What needs to be done. Your task is to copy every line of the records below that contains "domácnosti".

####################

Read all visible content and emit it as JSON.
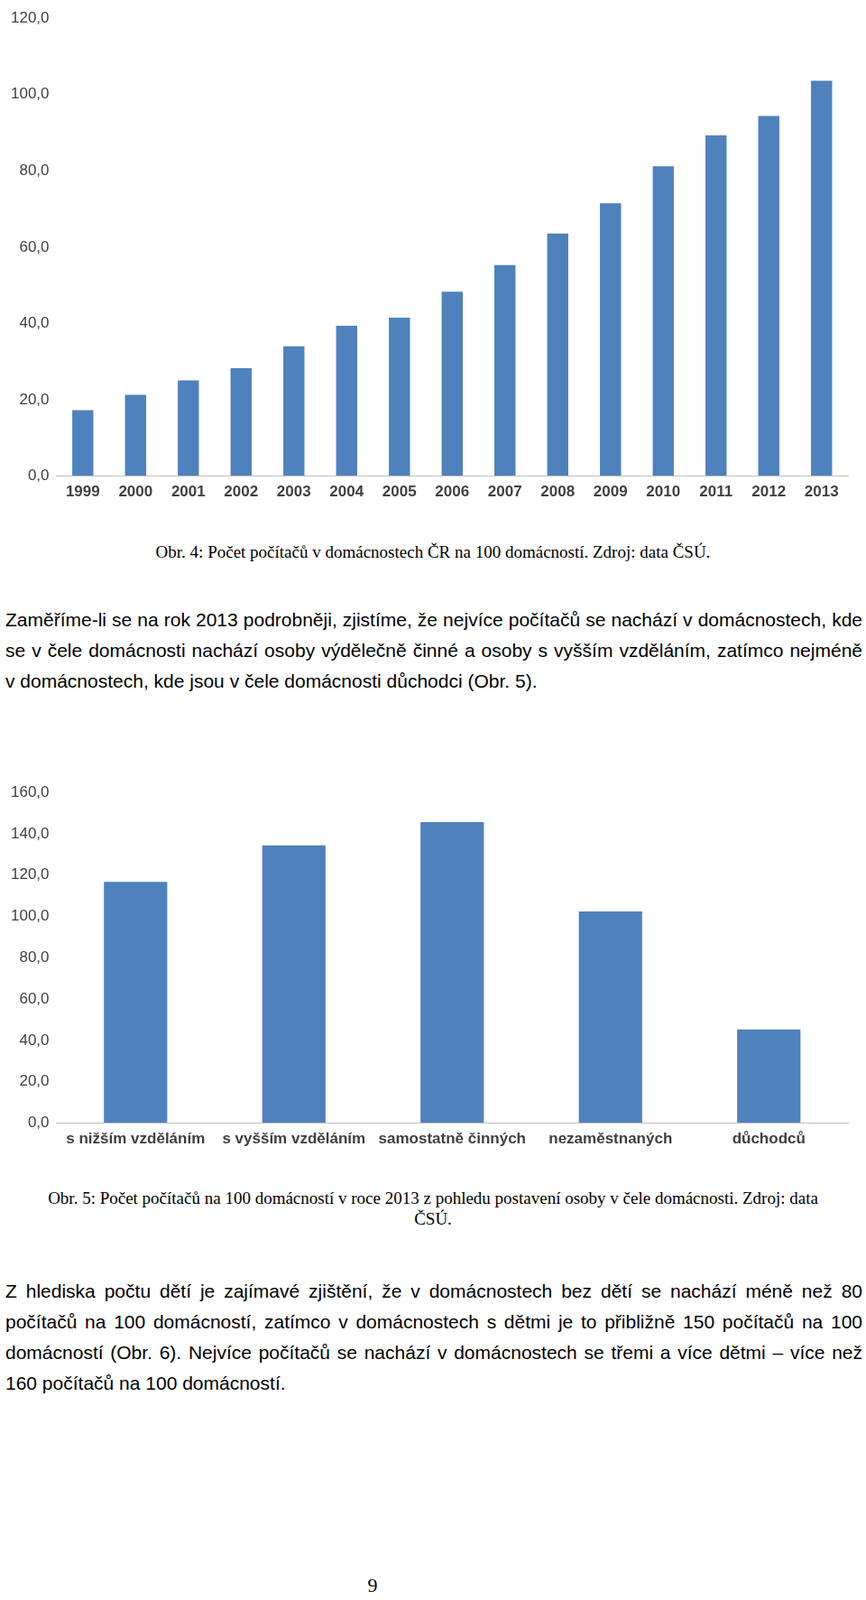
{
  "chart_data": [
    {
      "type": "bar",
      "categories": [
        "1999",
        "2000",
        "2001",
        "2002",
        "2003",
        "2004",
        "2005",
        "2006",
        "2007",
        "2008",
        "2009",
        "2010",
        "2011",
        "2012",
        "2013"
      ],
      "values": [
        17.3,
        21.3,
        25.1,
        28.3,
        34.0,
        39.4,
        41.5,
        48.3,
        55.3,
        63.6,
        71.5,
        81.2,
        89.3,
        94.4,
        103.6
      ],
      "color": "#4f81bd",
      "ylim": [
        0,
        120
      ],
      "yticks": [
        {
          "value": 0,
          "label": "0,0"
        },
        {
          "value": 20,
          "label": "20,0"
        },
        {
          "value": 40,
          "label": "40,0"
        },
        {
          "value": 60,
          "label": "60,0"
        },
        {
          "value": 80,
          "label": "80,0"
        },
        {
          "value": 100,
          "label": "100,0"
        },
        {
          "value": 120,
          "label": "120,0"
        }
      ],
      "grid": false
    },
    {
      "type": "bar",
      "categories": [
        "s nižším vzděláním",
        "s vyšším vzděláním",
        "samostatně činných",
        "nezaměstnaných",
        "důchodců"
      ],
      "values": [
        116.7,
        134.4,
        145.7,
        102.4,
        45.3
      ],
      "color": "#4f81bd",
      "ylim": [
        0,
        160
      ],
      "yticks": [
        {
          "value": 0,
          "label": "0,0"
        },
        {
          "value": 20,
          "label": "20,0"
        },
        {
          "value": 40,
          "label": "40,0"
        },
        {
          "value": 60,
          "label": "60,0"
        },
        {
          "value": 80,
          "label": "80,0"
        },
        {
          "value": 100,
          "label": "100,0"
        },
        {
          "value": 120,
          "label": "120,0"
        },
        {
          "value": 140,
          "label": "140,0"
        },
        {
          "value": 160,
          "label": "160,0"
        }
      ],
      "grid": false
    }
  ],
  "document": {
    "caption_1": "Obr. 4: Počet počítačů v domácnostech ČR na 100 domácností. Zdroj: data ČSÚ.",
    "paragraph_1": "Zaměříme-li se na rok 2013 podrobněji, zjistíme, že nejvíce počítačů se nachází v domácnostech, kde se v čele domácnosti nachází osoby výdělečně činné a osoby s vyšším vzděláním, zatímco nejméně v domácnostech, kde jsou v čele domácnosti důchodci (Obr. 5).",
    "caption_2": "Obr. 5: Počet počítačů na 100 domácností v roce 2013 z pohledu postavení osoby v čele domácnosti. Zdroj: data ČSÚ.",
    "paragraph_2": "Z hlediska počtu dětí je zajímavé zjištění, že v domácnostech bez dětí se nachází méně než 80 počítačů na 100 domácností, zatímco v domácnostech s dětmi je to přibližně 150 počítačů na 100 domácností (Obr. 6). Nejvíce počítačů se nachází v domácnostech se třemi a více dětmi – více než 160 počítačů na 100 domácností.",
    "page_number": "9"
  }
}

####################

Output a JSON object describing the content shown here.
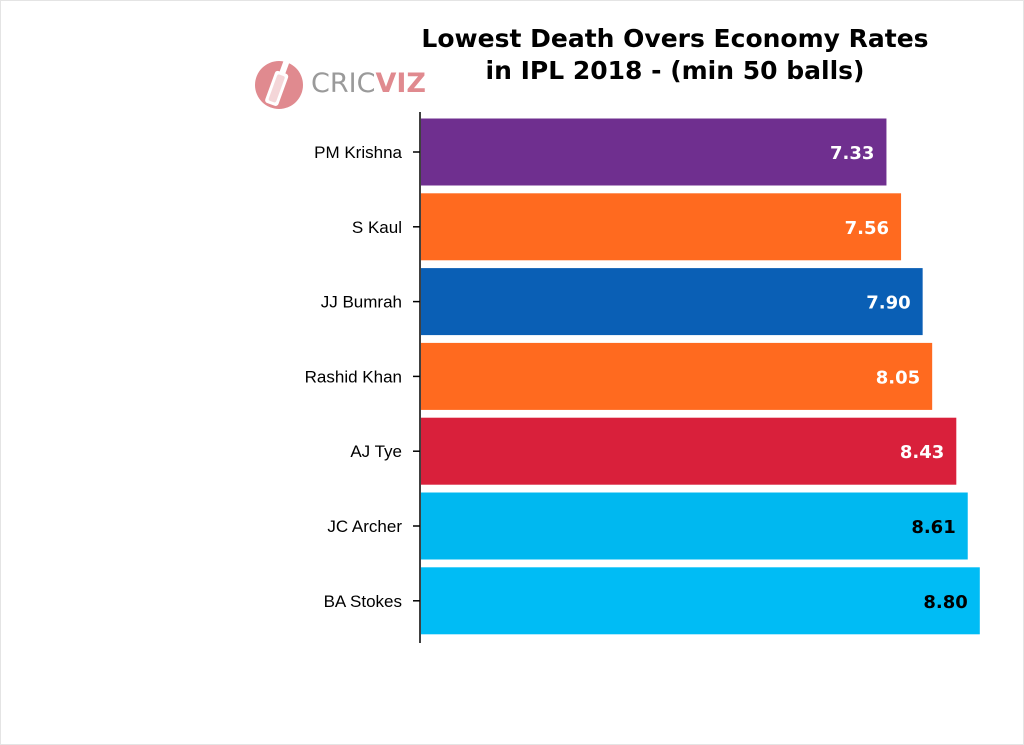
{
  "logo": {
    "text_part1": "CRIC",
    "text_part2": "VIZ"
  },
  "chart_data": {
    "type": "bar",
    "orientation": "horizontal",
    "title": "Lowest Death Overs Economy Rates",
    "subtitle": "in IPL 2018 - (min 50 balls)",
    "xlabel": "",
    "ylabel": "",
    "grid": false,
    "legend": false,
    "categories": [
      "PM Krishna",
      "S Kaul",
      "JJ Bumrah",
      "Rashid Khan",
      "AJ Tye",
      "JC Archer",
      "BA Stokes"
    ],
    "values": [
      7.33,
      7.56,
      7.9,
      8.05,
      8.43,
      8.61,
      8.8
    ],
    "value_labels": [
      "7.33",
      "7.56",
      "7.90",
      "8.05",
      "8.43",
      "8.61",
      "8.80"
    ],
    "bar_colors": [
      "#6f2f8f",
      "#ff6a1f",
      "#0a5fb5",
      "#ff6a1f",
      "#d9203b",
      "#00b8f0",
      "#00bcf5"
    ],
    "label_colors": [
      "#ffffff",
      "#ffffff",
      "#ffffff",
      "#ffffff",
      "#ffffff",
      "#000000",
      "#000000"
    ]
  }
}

####################

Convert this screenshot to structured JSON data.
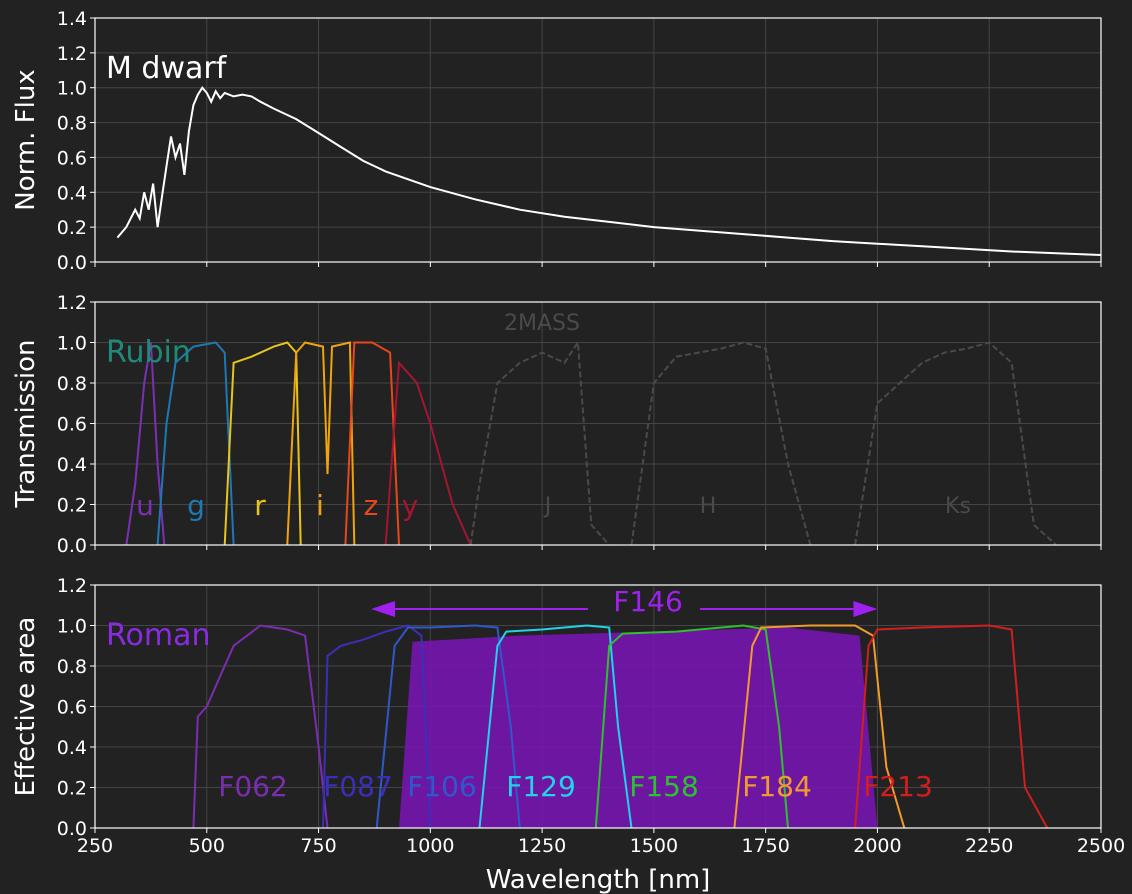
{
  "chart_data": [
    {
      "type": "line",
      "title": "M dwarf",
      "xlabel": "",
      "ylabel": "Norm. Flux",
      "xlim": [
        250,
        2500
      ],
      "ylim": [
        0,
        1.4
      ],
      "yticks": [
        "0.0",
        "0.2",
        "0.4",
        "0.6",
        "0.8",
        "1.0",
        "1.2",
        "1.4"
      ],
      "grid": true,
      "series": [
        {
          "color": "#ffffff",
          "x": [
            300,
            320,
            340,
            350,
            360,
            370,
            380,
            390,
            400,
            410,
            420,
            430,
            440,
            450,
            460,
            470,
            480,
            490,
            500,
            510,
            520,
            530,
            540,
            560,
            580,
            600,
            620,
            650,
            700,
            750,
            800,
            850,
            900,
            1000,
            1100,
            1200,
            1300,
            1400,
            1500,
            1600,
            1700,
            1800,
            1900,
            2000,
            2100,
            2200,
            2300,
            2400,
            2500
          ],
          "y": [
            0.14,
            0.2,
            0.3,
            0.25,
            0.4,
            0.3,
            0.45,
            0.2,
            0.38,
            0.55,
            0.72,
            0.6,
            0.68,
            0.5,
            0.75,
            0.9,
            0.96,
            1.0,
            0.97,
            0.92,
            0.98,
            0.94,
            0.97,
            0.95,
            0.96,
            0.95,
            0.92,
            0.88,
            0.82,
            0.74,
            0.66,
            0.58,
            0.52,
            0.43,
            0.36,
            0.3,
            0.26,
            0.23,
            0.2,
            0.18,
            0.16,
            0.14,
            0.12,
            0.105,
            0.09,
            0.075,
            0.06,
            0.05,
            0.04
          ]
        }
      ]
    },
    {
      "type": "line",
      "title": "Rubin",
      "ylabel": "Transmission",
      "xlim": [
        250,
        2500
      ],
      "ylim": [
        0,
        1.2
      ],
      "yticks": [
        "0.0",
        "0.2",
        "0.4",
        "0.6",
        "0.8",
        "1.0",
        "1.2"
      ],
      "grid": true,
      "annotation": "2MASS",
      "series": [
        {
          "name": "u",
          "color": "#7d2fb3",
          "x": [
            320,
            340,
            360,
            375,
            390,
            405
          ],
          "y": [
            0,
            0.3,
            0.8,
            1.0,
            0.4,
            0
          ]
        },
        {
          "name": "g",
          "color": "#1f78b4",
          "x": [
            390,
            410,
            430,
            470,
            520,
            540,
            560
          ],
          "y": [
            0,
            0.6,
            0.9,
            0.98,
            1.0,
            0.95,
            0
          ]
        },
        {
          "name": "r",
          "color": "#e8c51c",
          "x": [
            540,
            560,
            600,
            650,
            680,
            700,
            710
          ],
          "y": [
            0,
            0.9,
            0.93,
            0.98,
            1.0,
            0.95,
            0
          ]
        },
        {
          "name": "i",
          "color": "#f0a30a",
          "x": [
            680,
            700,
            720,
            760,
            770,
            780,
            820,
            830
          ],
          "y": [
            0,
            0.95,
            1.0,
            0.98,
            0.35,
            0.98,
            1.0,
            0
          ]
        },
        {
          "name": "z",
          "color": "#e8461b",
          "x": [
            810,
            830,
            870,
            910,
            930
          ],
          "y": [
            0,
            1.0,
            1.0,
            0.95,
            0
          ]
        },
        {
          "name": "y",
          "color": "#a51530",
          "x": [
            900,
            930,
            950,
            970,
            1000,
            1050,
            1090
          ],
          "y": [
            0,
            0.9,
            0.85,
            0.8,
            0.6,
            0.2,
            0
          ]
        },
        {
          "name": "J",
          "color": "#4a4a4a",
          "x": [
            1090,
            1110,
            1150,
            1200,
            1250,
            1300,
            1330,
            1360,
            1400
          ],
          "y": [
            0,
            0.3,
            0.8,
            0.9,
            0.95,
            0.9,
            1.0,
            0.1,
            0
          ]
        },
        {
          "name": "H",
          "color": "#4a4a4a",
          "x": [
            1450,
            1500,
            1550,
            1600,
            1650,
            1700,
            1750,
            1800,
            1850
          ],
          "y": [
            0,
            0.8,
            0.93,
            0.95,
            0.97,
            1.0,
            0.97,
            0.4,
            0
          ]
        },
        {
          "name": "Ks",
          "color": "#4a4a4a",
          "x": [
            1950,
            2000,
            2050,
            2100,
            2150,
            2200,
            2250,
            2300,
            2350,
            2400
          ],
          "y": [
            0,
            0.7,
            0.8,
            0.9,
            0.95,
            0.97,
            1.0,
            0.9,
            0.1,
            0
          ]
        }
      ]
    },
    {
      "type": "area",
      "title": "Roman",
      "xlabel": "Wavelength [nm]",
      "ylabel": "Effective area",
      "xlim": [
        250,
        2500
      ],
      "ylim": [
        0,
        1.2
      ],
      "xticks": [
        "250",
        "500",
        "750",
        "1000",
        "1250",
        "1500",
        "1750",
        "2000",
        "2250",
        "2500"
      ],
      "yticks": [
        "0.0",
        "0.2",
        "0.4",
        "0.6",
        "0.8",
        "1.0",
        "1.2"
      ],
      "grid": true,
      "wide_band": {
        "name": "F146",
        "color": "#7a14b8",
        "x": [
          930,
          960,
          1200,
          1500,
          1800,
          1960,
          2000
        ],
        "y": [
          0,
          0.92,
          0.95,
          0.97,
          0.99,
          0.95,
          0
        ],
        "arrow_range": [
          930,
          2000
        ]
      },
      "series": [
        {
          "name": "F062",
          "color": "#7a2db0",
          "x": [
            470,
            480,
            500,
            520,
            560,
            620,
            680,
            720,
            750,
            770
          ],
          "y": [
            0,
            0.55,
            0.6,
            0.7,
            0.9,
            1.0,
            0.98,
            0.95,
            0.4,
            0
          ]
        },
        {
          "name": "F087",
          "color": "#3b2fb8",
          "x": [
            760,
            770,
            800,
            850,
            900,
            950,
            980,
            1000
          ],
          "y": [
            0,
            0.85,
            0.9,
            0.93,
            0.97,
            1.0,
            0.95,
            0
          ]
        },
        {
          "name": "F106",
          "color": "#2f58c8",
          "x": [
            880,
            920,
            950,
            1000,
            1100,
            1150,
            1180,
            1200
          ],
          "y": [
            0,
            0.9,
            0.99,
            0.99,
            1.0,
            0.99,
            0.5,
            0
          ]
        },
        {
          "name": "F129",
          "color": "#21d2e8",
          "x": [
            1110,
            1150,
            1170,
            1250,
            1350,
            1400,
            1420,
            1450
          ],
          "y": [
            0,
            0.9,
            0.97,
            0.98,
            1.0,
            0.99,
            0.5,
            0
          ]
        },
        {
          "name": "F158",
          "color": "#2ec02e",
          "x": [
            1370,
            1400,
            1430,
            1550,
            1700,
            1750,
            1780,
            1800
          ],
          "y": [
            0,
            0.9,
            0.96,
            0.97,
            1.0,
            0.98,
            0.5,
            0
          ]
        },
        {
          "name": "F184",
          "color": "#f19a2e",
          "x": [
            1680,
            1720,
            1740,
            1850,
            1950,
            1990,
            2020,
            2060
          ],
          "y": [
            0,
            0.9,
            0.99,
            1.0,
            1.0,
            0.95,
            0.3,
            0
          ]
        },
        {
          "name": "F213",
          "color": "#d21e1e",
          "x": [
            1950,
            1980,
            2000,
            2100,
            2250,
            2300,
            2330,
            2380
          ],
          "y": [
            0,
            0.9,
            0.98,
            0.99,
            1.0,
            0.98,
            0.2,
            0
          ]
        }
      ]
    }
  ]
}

####################

Complete response.
    "paragraph_1": "Zaměříme-li se na rok 2013 podrobněji, zjistíme, že nejvíce počítačů se nachází v domácnostech, kde se v čele domácnosti nachází osoby výdělečně činné a osoby s vyšším vzděláním, zatímco nejméně v domácnostech, kde jsou v čele domácnosti důchodci (Obr. 5).",
    "caption_2": "Obr. 5: Počet počítačů na 100 domácností v roce 2013 z pohledu postavení osoby v čele domácnosti. Zdroj: data ČSÚ.",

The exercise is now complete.